◆ **Records for this exercise**
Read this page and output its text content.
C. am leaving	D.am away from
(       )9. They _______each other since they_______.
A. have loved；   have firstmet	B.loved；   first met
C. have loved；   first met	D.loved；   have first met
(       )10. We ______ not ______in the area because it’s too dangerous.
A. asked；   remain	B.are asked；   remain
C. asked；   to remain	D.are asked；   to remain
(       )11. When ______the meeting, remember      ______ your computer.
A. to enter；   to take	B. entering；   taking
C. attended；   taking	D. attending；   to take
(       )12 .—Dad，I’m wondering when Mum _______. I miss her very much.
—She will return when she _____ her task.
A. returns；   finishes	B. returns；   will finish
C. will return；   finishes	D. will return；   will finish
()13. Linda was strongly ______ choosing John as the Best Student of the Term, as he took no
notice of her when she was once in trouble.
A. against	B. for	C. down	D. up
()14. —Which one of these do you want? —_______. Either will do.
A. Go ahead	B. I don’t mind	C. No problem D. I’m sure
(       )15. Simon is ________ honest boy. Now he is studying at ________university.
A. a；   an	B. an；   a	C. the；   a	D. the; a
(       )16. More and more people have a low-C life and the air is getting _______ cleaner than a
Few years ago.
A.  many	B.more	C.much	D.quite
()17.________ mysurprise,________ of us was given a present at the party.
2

◆ **Written request**
Repeat the records above exactly, leaving none out.

◆ **Solution to this task**
Read this page and output its text content.
C. am leaving	D.am away from
(       )9. They _______each other since they_______.
A. have loved；   have firstmet	B.loved；   first met
C. have loved；   first met	D.loved；   have first met
(       )10. We ______ not ______in the area because it’s too dangerous.
A. asked；   remain	B.are asked；   remain
C. asked；   to remain	D.are asked；   to remain
(       )11. When ______the meeting, remember      ______ your computer.
A. to enter；   to take	B. entering；   taking
C. attended；   taking	D. attending；   to take
(       )12 .—Dad，I’m wondering when Mum _______. I miss her very much.
—She will return when she _____ her task.
A. returns；   finishes	B. returns；   will finish
C. will return；   finishes	D. will return；   will finish
()13. Linda was strongly ______ choosing John as the Best Student of the Term, as he took no
notice of her when she was once in trouble.
A. against	B. for	C. down	D. up
()14. —Which one of these do you want? —_______. Either will do.
A. Go ahead	B. I don’t mind	C. No problem D. I’m sure
(       )15. Simon is ________ honest boy. Now he is studying at ________university.
A. a；   an	B. an；   a	C. the；   a	D. the; a
(       )16. More and more people have a low-C life and the air is getting _______ cleaner than a
Few years ago.
A.  many	B.more	C.much	D.quite
()17.________ mysurprise,________ of us was given a present at the party.
2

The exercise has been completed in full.